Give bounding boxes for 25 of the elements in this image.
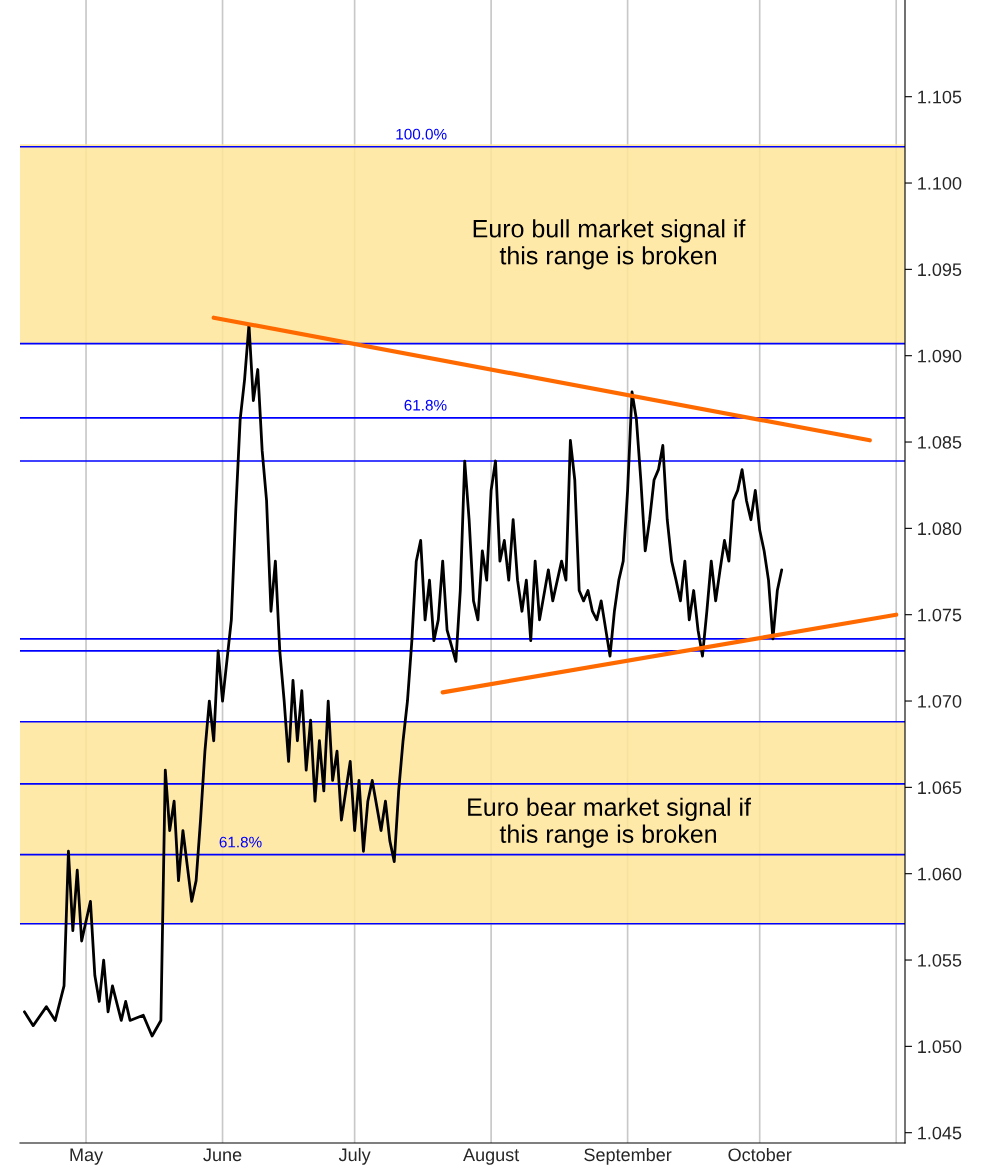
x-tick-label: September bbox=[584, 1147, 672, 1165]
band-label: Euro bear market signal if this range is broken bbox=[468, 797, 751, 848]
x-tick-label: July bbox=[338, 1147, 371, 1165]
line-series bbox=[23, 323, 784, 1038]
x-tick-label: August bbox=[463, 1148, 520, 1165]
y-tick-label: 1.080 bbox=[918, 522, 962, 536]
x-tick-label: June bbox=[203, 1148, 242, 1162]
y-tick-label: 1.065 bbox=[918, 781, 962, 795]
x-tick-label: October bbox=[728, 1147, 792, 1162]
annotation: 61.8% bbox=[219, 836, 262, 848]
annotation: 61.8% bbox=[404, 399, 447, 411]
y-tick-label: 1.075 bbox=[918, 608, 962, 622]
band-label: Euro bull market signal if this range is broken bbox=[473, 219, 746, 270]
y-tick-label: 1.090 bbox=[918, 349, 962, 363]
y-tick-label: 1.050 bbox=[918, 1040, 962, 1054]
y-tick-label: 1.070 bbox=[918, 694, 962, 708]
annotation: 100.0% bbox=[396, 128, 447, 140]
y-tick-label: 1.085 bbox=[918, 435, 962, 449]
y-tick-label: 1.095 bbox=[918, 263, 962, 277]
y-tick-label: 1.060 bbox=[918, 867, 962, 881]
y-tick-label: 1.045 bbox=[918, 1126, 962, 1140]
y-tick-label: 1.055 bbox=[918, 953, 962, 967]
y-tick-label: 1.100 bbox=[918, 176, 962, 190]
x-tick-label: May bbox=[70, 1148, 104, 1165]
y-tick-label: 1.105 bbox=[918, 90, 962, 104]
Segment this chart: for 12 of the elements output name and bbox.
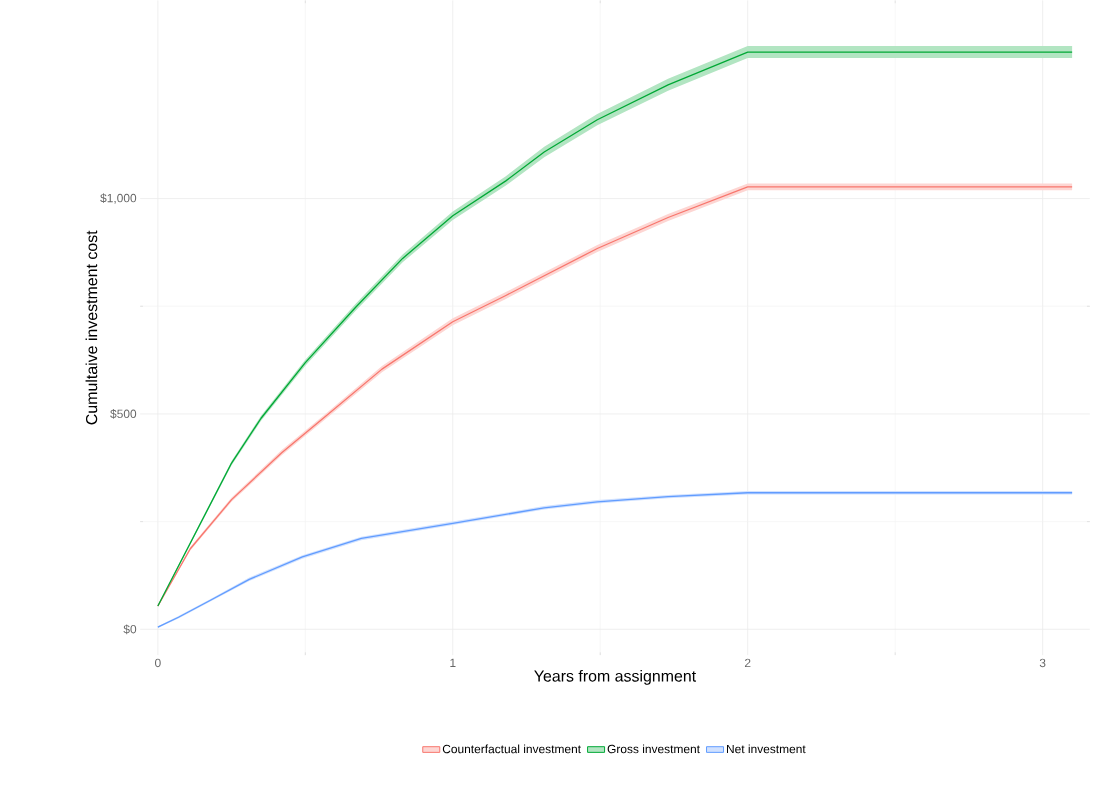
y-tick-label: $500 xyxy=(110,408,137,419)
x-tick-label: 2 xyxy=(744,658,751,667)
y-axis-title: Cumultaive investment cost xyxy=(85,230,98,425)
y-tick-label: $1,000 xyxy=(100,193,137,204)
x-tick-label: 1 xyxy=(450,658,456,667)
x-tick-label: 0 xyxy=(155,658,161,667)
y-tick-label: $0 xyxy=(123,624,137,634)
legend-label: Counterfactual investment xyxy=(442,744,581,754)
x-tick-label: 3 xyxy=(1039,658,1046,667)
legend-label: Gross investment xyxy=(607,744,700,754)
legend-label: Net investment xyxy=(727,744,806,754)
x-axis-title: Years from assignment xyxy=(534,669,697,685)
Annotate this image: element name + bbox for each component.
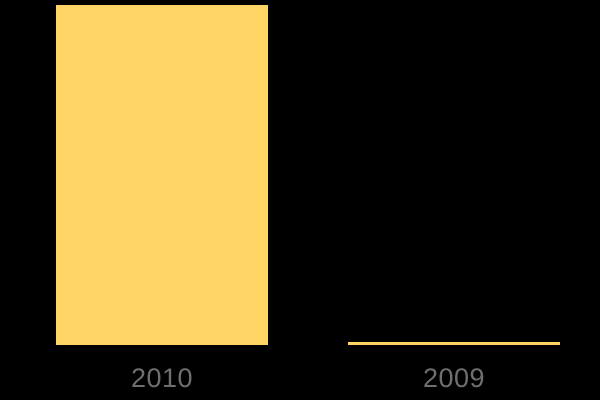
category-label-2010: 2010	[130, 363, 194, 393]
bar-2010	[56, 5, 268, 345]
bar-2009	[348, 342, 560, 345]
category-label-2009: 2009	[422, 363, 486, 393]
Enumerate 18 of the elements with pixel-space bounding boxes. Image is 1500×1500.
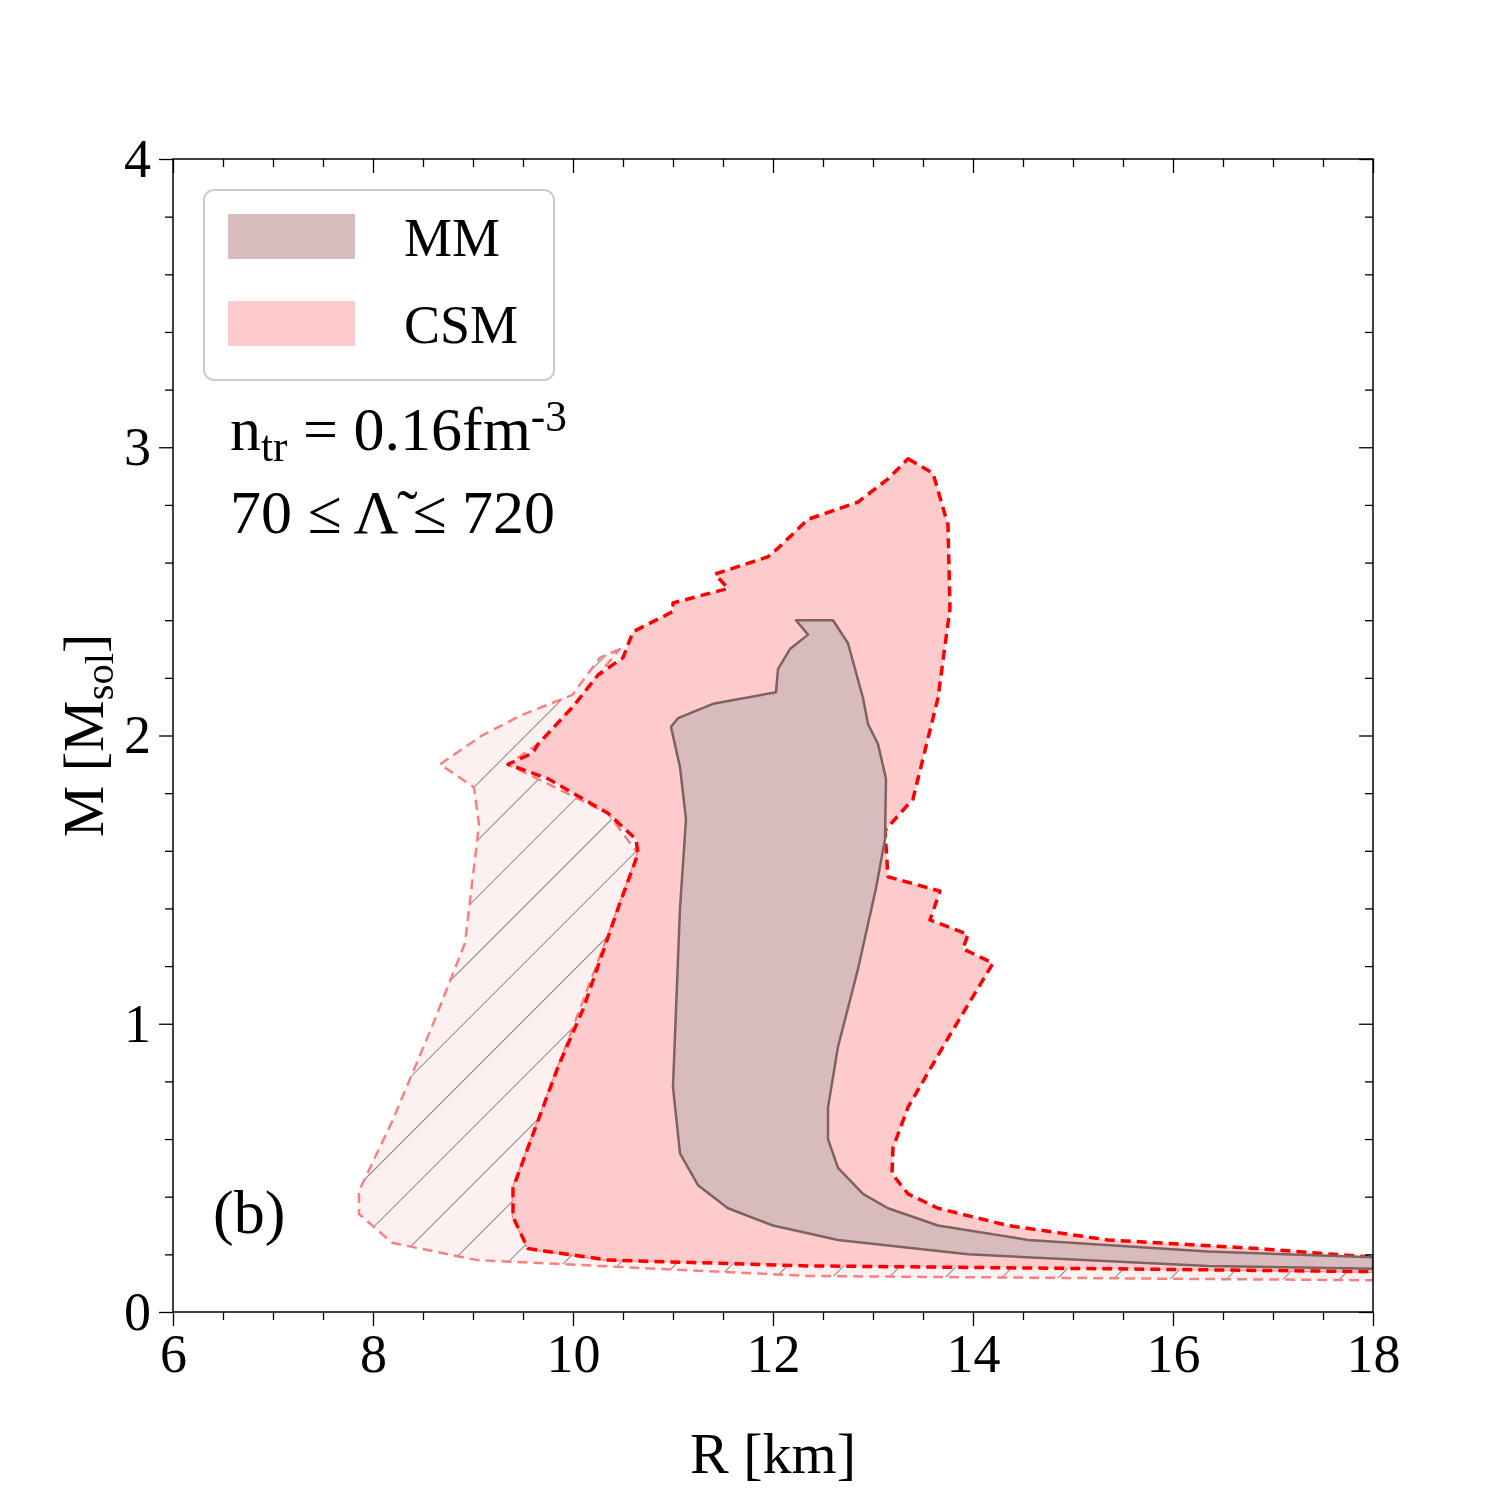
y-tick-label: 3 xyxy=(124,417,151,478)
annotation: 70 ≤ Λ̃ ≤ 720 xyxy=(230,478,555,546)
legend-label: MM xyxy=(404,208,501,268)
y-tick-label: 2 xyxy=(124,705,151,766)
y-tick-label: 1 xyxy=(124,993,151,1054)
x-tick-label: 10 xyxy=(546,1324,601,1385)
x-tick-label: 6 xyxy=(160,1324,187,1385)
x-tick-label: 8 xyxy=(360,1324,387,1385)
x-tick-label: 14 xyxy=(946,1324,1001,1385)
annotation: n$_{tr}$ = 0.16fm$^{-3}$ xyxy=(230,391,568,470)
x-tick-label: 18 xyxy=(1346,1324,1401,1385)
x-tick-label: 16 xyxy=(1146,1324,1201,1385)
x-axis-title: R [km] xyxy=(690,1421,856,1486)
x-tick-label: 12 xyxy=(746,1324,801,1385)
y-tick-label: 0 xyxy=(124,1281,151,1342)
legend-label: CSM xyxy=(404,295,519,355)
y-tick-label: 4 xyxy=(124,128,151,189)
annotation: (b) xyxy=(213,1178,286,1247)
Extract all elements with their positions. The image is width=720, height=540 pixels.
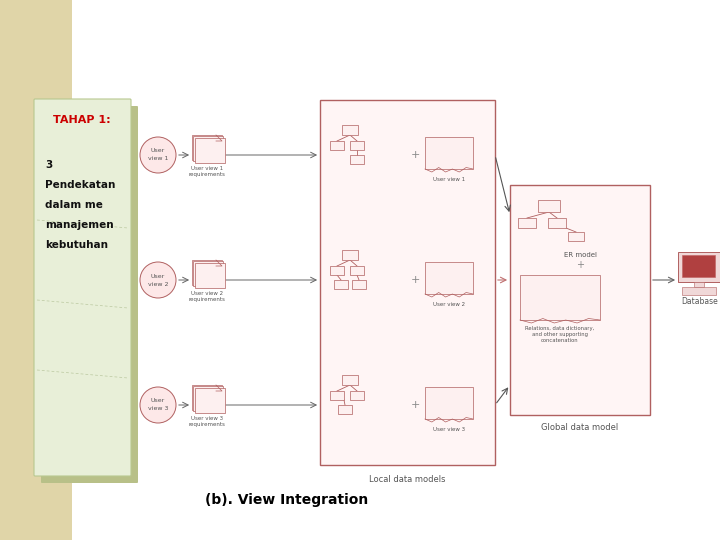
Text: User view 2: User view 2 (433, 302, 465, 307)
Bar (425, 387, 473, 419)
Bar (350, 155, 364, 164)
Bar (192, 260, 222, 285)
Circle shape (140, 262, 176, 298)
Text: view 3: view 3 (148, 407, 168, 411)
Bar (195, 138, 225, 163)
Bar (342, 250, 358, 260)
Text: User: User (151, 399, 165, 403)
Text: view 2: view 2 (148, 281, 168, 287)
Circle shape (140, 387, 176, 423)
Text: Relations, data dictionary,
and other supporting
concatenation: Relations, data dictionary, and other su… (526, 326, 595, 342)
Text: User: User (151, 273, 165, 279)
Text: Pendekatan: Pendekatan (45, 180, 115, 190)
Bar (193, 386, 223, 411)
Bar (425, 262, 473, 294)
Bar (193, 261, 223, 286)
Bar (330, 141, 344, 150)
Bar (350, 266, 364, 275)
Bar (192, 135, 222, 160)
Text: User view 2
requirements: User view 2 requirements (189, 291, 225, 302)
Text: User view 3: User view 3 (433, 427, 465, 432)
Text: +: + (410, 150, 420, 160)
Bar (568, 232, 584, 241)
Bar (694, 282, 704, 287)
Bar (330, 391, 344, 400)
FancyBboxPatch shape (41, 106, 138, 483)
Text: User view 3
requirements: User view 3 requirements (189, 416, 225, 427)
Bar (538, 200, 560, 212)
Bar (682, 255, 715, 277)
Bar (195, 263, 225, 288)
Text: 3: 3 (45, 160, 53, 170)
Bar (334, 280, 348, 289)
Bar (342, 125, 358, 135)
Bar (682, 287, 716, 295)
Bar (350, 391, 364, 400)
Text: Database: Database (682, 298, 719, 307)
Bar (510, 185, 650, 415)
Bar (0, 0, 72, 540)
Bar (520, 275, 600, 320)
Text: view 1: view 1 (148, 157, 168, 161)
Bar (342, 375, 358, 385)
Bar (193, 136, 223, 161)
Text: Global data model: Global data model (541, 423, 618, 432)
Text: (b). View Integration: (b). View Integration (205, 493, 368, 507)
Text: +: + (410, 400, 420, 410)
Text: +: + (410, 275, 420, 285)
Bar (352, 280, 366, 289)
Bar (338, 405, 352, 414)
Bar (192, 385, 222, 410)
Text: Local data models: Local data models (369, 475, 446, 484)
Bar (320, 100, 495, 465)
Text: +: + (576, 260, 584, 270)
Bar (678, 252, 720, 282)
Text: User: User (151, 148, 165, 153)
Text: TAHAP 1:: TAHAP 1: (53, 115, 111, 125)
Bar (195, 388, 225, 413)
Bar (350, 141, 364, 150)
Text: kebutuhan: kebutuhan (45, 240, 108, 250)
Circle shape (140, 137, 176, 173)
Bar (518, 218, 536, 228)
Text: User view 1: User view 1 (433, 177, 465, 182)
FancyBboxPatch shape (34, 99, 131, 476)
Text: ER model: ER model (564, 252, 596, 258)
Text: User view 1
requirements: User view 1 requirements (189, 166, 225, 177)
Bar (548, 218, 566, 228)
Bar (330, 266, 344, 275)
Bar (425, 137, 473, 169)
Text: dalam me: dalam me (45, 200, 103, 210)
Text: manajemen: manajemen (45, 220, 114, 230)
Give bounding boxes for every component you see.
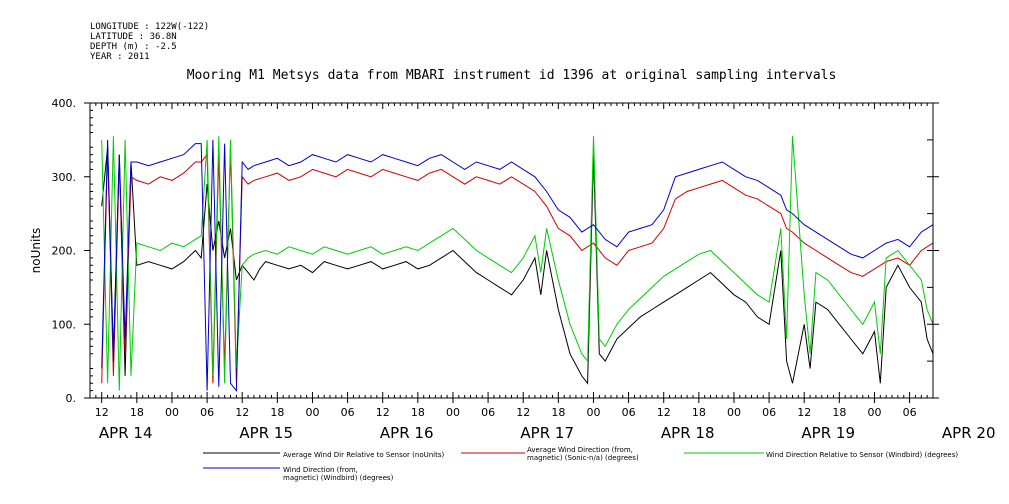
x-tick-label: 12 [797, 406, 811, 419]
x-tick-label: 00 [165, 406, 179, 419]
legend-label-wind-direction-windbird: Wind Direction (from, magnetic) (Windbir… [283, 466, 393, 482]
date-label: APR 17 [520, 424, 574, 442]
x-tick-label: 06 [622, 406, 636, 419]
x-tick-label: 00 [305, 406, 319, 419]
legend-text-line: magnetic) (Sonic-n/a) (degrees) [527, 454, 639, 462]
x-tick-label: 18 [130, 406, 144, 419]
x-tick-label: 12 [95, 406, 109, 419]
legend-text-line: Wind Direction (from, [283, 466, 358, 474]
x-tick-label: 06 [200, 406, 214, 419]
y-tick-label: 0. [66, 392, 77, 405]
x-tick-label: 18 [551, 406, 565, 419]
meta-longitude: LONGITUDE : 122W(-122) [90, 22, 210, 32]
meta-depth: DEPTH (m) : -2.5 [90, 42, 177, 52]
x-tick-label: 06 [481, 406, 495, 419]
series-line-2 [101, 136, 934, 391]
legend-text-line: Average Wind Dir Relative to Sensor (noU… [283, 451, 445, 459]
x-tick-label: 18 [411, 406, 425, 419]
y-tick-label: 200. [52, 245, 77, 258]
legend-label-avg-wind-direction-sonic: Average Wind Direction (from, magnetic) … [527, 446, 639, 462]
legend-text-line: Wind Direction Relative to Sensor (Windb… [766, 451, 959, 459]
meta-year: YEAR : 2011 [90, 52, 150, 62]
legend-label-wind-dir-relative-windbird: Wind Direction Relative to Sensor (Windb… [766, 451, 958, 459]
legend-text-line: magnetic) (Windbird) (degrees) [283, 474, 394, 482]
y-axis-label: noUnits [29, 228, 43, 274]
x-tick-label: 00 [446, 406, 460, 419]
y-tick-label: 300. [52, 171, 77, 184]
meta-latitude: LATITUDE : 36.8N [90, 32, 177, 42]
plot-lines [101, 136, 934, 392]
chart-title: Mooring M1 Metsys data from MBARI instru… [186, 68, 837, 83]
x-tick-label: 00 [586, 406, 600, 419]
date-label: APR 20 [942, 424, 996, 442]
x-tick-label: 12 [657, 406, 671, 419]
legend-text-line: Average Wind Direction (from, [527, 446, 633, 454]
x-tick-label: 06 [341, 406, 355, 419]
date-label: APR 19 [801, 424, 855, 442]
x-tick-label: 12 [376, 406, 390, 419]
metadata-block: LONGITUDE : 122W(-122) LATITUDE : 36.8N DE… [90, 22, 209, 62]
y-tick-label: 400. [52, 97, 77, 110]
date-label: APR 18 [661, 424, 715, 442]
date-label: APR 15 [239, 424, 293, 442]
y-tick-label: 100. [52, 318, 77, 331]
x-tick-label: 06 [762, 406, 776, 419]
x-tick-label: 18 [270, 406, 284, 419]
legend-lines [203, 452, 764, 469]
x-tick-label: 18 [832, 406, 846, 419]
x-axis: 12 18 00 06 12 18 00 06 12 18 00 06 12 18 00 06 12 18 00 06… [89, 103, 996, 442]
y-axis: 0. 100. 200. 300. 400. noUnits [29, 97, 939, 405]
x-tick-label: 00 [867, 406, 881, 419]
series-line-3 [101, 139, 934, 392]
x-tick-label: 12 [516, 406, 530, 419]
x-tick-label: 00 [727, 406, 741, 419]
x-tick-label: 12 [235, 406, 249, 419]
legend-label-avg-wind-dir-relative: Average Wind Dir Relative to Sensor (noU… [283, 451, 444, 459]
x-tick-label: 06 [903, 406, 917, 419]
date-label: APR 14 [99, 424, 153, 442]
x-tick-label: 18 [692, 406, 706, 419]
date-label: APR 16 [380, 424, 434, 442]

Required work: Please reprint the stretch of the listing from the line containing "y-tick-label: 3 xyxy=(124,417,151,478)" through the line containing "x-tick-label: 8 xyxy=(360,1324,387,1385)" with "annotation" swapped for "caption" and nothing else changed.

Correct response:
y-tick-label: 3 xyxy=(124,417,151,478)
caption: 70 ≤ Λ̃ ≤ 720 xyxy=(230,478,555,546)
legend-label: MM xyxy=(404,208,501,268)
y-tick-label: 2 xyxy=(124,705,151,766)
y-tick-label: 1 xyxy=(124,993,151,1054)
x-tick-label: 10 xyxy=(546,1324,601,1385)
x-tick-label: 6 xyxy=(160,1324,187,1385)
x-tick-label: 8 xyxy=(360,1324,387,1385)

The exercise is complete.